▶ Written task
Please turn everything from the row containing "Identify all the" down to the row containing "redkiwi-logo-icon (233, 32, 265, 64)" into a JSON list of strings, one string per line, leaving out blank lines.

— START OF Records provided —

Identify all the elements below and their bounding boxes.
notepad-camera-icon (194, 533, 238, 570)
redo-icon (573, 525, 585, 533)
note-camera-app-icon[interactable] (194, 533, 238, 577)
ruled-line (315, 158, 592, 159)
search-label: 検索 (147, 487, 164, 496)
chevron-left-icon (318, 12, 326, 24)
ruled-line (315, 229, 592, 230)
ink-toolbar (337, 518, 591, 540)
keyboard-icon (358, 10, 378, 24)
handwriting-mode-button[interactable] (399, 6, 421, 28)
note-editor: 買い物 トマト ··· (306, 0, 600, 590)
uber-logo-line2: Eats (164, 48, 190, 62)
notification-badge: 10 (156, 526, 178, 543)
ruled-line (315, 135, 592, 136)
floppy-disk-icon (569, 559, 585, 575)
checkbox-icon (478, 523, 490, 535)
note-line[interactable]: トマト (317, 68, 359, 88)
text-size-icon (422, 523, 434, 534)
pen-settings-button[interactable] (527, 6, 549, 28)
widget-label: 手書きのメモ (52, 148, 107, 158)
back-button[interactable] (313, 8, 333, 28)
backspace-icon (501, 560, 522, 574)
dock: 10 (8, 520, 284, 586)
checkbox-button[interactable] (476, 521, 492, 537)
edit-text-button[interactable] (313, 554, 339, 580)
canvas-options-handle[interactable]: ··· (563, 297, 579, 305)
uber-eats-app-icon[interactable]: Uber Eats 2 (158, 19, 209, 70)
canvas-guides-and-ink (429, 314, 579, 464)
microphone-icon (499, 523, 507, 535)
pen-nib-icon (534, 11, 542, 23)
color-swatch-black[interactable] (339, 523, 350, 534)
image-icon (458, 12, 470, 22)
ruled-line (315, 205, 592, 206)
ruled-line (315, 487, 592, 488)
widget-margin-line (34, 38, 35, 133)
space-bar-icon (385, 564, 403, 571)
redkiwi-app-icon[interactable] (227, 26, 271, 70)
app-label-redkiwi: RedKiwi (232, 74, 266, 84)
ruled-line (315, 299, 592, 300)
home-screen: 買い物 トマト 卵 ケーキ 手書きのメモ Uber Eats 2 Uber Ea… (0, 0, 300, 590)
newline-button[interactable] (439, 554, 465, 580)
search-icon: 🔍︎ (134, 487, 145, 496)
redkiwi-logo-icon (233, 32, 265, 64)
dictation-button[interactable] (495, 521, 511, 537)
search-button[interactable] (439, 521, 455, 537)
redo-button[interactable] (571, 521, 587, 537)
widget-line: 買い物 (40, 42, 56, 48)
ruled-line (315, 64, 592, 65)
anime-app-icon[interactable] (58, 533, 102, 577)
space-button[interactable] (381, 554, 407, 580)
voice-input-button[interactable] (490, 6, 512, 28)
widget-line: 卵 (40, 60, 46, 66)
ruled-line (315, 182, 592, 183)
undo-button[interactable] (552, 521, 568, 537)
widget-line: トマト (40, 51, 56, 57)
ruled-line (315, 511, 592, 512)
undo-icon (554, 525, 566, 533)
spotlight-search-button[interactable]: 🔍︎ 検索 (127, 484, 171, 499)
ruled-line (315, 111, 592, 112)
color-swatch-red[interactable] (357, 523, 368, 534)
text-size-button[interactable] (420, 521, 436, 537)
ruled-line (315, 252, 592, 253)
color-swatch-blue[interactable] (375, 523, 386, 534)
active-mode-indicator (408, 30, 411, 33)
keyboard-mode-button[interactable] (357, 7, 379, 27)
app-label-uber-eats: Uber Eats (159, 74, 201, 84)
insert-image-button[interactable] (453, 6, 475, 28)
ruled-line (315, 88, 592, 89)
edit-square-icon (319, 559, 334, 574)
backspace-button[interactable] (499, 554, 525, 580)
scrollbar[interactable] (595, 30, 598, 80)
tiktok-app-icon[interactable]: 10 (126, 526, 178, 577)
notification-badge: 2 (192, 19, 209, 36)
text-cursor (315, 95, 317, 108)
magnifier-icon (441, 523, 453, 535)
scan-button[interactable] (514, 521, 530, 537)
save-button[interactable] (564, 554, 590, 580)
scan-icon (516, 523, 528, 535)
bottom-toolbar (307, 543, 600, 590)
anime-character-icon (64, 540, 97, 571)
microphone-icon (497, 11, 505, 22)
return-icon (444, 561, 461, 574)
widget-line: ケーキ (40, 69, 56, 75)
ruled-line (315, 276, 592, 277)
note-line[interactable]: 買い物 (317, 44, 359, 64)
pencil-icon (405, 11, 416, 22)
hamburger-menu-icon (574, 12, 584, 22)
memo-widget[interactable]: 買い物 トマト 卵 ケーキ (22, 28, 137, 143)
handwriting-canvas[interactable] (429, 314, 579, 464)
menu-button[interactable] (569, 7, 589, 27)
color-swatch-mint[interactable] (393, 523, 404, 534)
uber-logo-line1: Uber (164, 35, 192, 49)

— END OF Records provided —
— START OF Records provided —

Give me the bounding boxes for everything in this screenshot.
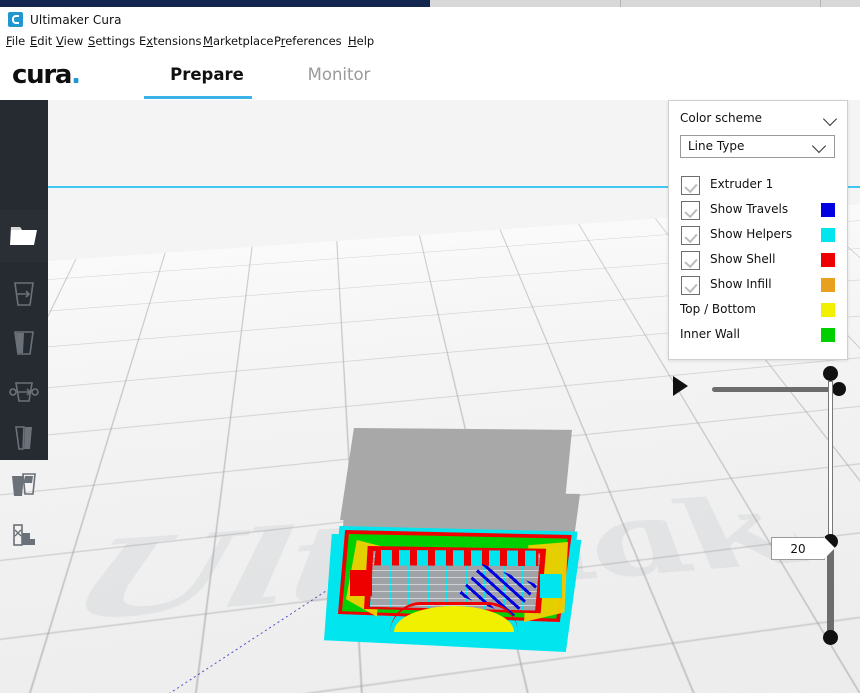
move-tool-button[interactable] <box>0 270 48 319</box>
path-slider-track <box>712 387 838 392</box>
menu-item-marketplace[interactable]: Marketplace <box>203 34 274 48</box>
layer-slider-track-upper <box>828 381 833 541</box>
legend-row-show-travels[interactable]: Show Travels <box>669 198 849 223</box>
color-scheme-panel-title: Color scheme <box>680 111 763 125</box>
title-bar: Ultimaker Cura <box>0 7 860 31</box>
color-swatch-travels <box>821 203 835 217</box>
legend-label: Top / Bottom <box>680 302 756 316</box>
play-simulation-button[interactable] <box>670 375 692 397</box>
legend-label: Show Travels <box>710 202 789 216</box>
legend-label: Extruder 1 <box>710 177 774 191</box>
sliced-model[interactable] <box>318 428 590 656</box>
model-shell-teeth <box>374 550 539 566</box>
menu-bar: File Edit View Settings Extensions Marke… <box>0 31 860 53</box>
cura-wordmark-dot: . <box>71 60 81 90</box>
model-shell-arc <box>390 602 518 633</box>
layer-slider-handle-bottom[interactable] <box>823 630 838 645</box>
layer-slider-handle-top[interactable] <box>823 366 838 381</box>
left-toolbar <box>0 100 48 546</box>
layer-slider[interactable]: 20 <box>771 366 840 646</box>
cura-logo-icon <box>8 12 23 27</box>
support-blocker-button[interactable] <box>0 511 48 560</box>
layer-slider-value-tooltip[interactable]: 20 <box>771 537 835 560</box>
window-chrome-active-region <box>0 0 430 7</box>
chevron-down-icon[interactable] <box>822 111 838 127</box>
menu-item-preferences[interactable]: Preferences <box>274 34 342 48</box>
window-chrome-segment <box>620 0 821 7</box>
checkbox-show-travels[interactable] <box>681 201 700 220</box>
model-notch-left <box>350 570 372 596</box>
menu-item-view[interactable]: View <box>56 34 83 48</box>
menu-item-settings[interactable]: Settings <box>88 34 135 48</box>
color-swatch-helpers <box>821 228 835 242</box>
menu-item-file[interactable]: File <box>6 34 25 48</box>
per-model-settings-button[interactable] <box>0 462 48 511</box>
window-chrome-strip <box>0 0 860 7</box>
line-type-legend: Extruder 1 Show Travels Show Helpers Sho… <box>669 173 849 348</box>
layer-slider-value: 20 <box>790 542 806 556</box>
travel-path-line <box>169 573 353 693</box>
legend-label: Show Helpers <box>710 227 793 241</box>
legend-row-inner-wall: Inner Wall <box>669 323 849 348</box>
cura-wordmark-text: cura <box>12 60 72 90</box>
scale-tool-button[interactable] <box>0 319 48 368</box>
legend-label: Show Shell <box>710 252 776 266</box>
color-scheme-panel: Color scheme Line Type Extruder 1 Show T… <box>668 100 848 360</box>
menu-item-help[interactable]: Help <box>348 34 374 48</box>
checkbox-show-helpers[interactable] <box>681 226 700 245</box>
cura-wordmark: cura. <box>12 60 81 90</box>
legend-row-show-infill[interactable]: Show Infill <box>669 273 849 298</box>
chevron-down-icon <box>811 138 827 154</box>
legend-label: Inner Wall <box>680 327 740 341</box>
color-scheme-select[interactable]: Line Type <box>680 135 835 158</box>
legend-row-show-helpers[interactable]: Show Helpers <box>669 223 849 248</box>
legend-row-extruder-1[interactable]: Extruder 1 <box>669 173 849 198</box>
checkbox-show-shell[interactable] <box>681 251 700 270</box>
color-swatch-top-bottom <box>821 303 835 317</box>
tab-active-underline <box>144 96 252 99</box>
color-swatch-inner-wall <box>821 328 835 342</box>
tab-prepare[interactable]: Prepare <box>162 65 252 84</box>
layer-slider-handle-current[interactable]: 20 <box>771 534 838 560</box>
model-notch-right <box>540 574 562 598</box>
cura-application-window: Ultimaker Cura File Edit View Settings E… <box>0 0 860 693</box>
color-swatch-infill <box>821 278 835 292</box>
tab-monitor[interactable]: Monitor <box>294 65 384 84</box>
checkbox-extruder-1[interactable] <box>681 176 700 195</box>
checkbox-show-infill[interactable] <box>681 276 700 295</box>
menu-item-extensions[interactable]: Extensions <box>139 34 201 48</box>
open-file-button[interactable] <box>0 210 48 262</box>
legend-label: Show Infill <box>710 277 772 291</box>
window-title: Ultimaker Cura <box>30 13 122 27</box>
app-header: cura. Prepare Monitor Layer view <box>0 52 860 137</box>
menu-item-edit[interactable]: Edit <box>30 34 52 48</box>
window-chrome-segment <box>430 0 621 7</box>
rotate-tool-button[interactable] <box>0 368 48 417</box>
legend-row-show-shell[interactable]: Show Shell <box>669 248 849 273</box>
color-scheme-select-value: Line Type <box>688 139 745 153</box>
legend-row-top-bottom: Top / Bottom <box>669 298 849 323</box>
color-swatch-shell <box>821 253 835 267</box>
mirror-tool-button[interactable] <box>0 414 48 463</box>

— END OF Records provided —
— START OF Records provided —

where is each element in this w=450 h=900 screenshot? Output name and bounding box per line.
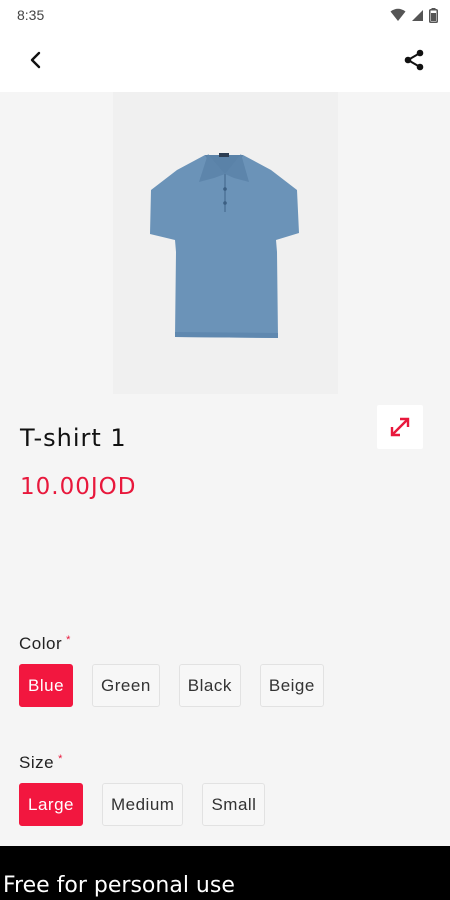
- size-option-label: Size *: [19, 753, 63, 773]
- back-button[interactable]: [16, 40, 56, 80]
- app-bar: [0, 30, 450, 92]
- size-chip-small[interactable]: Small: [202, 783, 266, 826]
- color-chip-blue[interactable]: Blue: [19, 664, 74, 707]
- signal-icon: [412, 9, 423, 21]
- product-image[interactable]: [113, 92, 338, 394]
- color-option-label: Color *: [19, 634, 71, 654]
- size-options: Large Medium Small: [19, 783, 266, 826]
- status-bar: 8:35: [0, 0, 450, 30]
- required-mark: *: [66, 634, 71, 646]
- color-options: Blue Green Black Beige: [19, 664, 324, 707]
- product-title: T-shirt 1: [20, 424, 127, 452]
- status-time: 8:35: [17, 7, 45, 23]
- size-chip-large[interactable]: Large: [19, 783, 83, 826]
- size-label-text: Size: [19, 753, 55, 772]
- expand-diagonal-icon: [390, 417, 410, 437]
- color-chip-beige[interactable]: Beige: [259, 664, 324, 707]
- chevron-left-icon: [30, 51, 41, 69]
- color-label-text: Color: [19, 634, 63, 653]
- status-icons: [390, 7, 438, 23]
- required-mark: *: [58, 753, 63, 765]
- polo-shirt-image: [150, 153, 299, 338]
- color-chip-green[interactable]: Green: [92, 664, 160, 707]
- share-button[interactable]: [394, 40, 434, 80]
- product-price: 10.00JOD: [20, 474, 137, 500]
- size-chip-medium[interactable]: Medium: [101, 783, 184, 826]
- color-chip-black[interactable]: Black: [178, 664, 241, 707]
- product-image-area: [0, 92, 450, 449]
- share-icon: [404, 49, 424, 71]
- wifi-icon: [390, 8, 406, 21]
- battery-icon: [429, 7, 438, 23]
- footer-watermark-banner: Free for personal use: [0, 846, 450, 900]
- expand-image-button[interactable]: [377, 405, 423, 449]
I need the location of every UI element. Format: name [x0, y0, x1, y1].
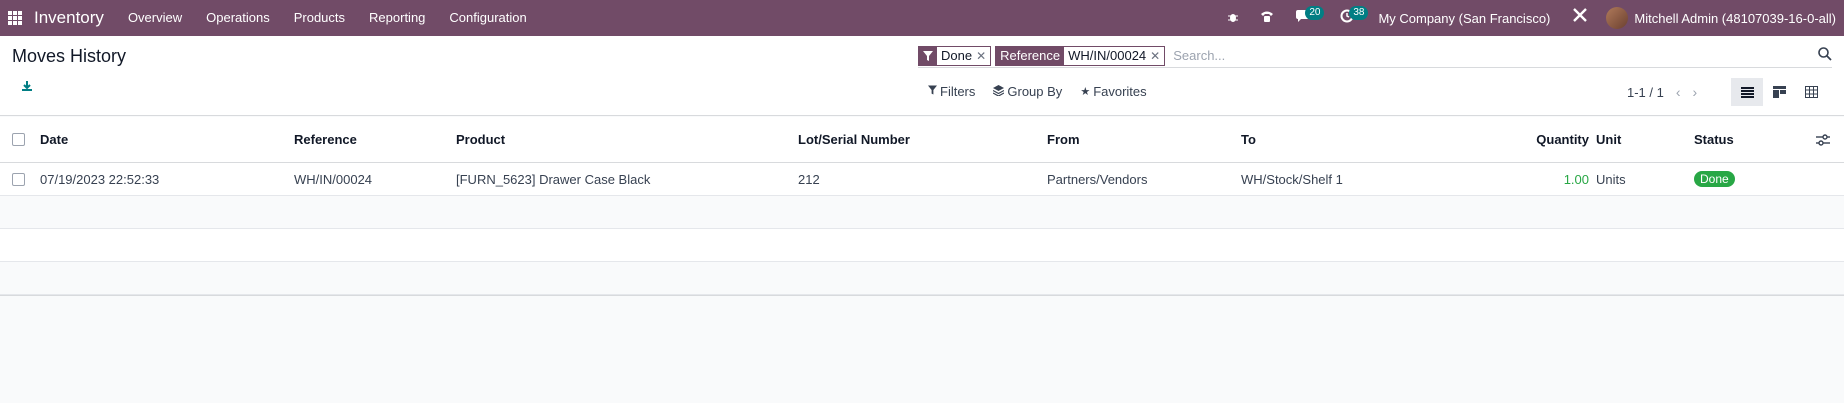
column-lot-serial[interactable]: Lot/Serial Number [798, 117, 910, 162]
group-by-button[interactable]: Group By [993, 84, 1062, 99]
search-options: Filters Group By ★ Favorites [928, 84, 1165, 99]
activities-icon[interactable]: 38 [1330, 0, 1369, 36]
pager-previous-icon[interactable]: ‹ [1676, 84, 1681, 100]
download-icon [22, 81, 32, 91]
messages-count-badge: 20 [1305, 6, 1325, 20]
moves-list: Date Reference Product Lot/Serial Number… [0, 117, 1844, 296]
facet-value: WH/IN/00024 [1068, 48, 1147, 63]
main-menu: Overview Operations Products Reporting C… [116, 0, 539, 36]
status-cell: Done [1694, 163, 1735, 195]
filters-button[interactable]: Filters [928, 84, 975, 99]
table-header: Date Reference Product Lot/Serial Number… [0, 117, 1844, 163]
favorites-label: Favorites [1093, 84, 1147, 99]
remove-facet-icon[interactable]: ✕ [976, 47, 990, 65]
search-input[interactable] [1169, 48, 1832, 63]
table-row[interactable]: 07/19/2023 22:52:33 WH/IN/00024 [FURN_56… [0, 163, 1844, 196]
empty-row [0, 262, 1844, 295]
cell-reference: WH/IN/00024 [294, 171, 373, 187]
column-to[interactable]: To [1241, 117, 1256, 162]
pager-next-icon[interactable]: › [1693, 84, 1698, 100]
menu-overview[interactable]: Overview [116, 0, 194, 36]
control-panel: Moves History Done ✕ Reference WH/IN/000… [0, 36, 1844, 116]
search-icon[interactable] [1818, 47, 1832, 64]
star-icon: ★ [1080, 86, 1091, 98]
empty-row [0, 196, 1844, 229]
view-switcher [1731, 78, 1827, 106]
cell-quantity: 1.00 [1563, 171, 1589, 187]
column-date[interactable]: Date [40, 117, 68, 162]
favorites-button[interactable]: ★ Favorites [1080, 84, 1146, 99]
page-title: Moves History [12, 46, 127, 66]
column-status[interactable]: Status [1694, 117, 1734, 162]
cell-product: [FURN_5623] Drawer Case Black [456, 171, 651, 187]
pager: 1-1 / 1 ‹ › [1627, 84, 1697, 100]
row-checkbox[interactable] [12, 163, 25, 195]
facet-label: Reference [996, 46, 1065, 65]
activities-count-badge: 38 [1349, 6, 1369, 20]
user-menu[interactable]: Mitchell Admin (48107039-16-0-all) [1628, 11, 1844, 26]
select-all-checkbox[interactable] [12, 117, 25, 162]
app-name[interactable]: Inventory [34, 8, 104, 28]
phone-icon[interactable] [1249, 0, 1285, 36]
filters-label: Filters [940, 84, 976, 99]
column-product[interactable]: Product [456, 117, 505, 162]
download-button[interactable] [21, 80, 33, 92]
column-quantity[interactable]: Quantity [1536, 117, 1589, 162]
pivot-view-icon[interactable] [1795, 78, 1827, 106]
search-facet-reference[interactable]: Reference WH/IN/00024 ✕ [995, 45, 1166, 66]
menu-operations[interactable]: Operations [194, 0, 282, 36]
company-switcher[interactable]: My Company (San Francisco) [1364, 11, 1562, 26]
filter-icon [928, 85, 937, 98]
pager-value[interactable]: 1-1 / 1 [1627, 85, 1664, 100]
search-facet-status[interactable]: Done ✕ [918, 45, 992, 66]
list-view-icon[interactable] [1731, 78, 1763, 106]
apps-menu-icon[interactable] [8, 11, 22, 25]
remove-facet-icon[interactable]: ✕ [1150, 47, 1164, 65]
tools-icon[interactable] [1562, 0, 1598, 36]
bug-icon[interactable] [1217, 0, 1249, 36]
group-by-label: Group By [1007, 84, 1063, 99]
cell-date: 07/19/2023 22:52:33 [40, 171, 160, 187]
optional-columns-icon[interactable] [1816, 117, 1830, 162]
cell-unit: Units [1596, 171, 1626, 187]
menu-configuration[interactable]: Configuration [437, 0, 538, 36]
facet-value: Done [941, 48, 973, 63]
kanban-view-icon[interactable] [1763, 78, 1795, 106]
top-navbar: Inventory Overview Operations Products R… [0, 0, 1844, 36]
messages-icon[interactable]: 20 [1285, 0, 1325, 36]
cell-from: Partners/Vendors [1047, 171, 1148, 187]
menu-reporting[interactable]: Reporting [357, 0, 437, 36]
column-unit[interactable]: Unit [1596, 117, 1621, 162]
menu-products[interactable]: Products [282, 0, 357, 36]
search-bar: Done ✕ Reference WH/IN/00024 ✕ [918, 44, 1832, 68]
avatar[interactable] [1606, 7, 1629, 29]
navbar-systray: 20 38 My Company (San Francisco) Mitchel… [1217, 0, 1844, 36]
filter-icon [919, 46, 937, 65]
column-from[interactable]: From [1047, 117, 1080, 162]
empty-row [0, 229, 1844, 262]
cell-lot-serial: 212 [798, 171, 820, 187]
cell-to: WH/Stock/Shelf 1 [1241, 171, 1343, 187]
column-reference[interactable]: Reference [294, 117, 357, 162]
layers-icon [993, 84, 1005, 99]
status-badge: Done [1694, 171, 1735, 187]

— END OF Records provided —

▶ Task result
[
  "Identify all the elements below and their bounding boxes.",
  "notepad-camera-icon (194, 533, 238, 570)",
  "redo-icon (573, 525, 585, 533)",
  "note-camera-app-icon[interactable] (194, 533, 238, 577)",
  "ruled-line (315, 158, 592, 159)",
  "search-label: 検索 (147, 487, 164, 496)",
  "chevron-left-icon (318, 12, 326, 24)",
  "ruled-line (315, 229, 592, 230)",
  "ink-toolbar (337, 518, 591, 540)",
  "keyboard-icon (358, 10, 378, 24)",
  "handwriting-mode-button[interactable] (399, 6, 421, 28)",
  "note-editor: 買い物 トマト ··· (306, 0, 600, 590)",
  "uber-logo-line2: Eats (164, 48, 190, 62)",
  "notification-badge: 10 (156, 526, 178, 543)",
  "ruled-line (315, 135, 592, 136)",
  "floppy-disk-icon (569, 559, 585, 575)",
  "checkbox-icon (478, 523, 490, 535)",
  "note-line[interactable]: トマト (317, 68, 359, 88)",
  "text-size-icon (422, 523, 434, 534)",
  "pen-settings-button[interactable] (527, 6, 549, 28)",
  "widget-label: 手書きのメモ (52, 148, 107, 158)",
  "back-button[interactable] (313, 8, 333, 28)",
  "backspace-icon (501, 560, 522, 574)",
  "dock: 10 (8, 520, 284, 586)",
  "checkbox-button[interactable] (476, 521, 492, 537)",
  "edit-text-button[interactable] (313, 554, 339, 580)",
  "canvas-options-handle[interactable]: ··· (563, 297, 579, 305)",
  "uber-eats-app-icon[interactable]: Uber Eats 2 (158, 19, 209, 70)",
  "canvas-guides-and-ink (429, 314, 579, 464)",
  "microphone-icon (499, 523, 507, 535)",
  "pen-nib-icon (534, 11, 542, 23)",
  "color-swatch-black[interactable] (339, 523, 350, 534)",
  "image-icon (458, 12, 470, 22)",
  "ruled-line (315, 205, 592, 206)",
  "ruled-line (315, 487, 592, 488)",
  "widget-margin-line (34, 38, 35, 133)",
  "space-bar-icon (385, 564, 403, 571)",
  "redkiwi-app-icon[interactable] (227, 26, 271, 70)",
  "app-label-redkiwi: RedKiwi (232, 74, 266, 84)",
  "ruled-line (315, 299, 592, 300)",
  "home-screen: 買い物 トマト 卵 ケーキ 手書きのメモ Uber Eats 2 Uber Ea… (0, 0, 300, 590)",
  "newline-button[interactable] (439, 554, 465, 580)",
  "search-icon: 🔍︎ (134, 487, 145, 496)",
  "redkiwi-logo-icon (233, 32, 265, 64)"
]